╭─ Source material

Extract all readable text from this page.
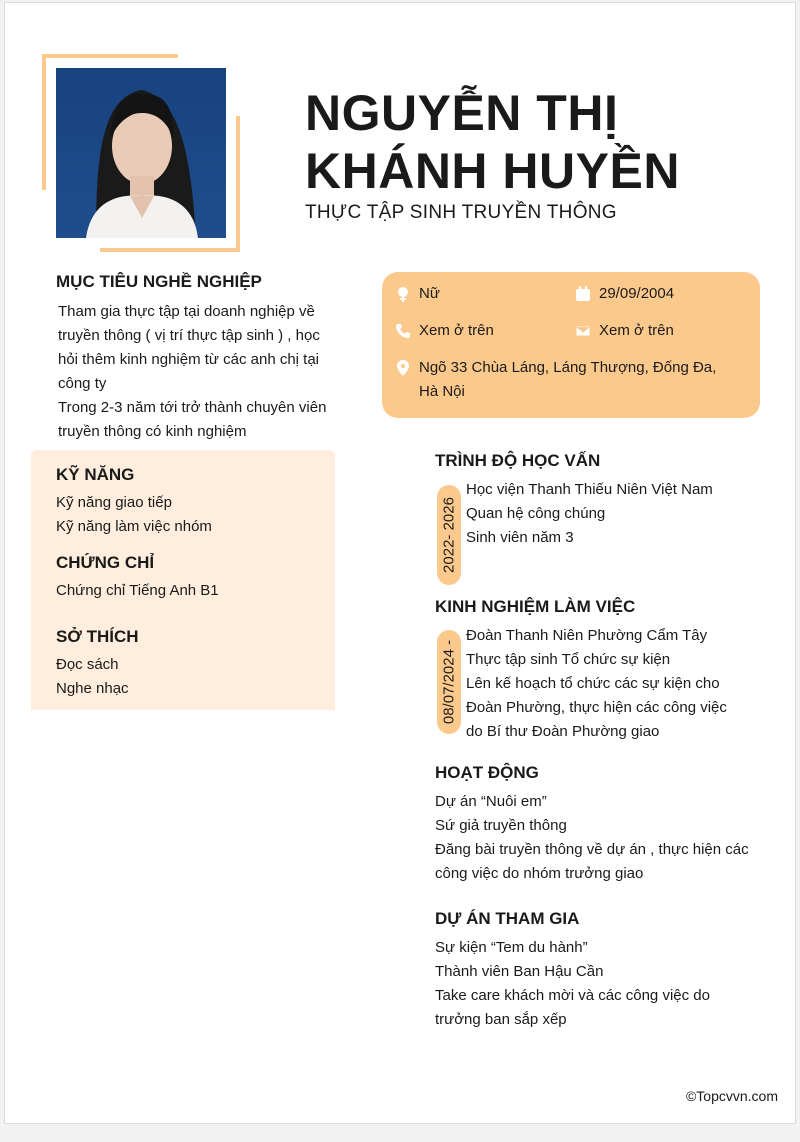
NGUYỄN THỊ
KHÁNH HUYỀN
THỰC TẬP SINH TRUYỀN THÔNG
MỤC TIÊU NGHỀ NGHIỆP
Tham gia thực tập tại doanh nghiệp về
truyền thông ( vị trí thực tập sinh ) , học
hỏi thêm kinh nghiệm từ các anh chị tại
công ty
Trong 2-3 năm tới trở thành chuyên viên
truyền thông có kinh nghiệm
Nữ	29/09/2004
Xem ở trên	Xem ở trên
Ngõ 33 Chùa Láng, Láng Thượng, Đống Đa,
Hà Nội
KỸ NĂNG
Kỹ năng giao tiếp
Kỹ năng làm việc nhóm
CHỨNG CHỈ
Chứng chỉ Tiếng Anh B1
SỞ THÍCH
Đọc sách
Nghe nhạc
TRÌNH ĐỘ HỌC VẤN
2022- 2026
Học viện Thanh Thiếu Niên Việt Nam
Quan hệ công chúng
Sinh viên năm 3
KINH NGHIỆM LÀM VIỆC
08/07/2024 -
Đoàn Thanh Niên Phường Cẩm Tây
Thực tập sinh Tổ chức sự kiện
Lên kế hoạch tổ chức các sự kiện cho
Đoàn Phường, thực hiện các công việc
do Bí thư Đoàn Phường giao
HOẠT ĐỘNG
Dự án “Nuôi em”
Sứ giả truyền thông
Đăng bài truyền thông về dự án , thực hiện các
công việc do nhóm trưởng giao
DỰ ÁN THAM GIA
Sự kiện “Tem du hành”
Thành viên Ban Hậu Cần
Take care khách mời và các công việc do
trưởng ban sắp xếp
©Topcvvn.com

╰─

→ **Given request**: Repeat the data exactly in full, omitting its pictures.

→ **Full response**:
Extract all readable text from this page.
NGUYỄN THỊ
KHÁNH HUYỀN
THỰC TẬP SINH TRUYỀN THÔNG
MỤC TIÊU NGHỀ NGHIỆP
Tham gia thực tập tại doanh nghiệp về
truyền thông ( vị trí thực tập sinh ) , học
hỏi thêm kinh nghiệm từ các anh chị tại
công ty
Trong 2-3 năm tới trở thành chuyên viên
truyền thông có kinh nghiệm
Nữ	29/09/2004
Xem ở trên	Xem ở trên
Ngõ 33 Chùa Láng, Láng Thượng, Đống Đa,
Hà Nội
KỸ NĂNG
Kỹ năng giao tiếp
Kỹ năng làm việc nhóm
CHỨNG CHỈ
Chứng chỉ Tiếng Anh B1
SỞ THÍCH
Đọc sách
Nghe nhạc
TRÌNH ĐỘ HỌC VẤN
2022- 2026
Học viện Thanh Thiếu Niên Việt Nam
Quan hệ công chúng
Sinh viên năm 3
KINH NGHIỆM LÀM VIỆC
08/07/2024 -
Đoàn Thanh Niên Phường Cẩm Tây
Thực tập sinh Tổ chức sự kiện
Lên kế hoạch tổ chức các sự kiện cho
Đoàn Phường, thực hiện các công việc
do Bí thư Đoàn Phường giao
HOẠT ĐỘNG
Dự án “Nuôi em”
Sứ giả truyền thông
Đăng bài truyền thông về dự án , thực hiện các
công việc do nhóm trưởng giao
DỰ ÁN THAM GIA
Sự kiện “Tem du hành”
Thành viên Ban Hậu Cần
Take care khách mời và các công việc do
trưởng ban sắp xếp
©Topcvvn.com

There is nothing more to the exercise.